====== DATA UNDER STUDY ======

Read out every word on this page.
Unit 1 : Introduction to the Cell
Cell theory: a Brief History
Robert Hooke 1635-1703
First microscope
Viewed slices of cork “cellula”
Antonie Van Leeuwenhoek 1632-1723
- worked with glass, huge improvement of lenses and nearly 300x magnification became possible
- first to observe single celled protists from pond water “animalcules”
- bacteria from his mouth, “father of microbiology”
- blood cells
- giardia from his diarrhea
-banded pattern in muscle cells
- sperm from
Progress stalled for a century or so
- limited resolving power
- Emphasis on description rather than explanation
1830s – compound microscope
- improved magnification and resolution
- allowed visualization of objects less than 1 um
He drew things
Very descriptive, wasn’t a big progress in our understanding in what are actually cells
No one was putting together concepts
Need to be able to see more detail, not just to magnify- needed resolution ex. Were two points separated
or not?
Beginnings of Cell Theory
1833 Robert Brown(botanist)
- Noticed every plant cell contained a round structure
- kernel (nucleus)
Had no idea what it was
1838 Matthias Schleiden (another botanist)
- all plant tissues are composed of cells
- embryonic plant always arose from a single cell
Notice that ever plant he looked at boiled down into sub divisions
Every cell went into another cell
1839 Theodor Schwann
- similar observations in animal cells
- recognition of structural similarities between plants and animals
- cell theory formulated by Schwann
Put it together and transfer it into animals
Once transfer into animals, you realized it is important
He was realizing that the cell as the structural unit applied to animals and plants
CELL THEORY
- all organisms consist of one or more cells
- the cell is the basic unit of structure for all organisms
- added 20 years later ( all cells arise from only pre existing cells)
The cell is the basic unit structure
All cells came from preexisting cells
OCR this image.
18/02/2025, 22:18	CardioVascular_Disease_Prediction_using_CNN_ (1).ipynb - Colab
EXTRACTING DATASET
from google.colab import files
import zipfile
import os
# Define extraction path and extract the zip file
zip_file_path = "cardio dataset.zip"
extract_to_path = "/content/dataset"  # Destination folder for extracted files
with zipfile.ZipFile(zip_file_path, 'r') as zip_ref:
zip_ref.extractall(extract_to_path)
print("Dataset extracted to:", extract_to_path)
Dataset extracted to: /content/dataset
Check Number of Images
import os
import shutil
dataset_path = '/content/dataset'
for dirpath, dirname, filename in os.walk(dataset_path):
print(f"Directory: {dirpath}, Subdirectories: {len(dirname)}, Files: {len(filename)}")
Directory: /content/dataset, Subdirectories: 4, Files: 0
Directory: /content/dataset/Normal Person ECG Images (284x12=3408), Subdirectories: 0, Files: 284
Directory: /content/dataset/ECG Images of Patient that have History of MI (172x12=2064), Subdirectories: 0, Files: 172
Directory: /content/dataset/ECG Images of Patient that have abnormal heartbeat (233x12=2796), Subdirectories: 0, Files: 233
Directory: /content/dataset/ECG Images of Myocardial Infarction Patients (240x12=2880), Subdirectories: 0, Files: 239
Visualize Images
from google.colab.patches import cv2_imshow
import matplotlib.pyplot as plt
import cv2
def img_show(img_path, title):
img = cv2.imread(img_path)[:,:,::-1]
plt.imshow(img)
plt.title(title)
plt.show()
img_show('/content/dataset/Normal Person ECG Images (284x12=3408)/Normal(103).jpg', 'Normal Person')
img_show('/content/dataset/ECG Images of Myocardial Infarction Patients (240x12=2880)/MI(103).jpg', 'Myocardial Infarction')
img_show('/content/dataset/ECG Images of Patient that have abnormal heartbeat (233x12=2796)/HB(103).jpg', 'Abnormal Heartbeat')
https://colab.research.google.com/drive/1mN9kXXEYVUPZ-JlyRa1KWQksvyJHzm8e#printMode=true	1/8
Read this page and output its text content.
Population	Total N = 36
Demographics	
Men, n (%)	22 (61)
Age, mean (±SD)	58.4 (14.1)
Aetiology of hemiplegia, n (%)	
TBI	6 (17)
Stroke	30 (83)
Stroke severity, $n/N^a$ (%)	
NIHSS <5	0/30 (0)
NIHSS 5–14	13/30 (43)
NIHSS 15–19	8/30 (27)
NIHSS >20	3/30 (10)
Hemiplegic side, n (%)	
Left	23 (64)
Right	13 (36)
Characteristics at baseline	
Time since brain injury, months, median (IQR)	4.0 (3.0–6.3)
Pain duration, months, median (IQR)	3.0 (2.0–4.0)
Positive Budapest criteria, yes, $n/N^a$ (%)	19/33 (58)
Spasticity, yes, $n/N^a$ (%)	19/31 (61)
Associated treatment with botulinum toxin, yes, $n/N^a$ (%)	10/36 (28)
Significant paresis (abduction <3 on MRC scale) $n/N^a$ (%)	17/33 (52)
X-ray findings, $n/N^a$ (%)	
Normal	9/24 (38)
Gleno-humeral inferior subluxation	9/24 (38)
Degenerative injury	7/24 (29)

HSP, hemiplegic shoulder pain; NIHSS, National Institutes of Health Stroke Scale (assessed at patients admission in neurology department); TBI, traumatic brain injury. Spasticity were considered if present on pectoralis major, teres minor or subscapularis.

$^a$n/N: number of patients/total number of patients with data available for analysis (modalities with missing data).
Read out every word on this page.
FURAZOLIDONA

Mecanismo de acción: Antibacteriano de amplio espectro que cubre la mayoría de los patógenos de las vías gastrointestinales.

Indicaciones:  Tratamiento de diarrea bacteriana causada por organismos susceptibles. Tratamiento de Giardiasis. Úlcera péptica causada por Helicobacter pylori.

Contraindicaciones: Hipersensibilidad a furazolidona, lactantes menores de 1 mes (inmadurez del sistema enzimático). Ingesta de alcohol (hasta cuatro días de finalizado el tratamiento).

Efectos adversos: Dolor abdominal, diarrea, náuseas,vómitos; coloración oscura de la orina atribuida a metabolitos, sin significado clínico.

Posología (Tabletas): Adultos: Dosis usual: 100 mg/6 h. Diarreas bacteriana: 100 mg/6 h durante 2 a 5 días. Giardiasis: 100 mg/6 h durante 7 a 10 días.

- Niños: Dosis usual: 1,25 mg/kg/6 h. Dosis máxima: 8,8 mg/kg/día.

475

======

→ EXERCISE: For each line in the data that holds the word "cells", copy the line.

→ EXERCISE ANSWER:
- blood cells
-banded pattern in muscle cells
Very descriptive, wasn’t a big progress in our understanding in what are actually cells
- all plant tissues are composed of cells
- similar observations in animal cells
- all organisms consist of one or more cells
- added 20 years later ( all cells arise from only pre existing cells)
All cells came from preexisting cells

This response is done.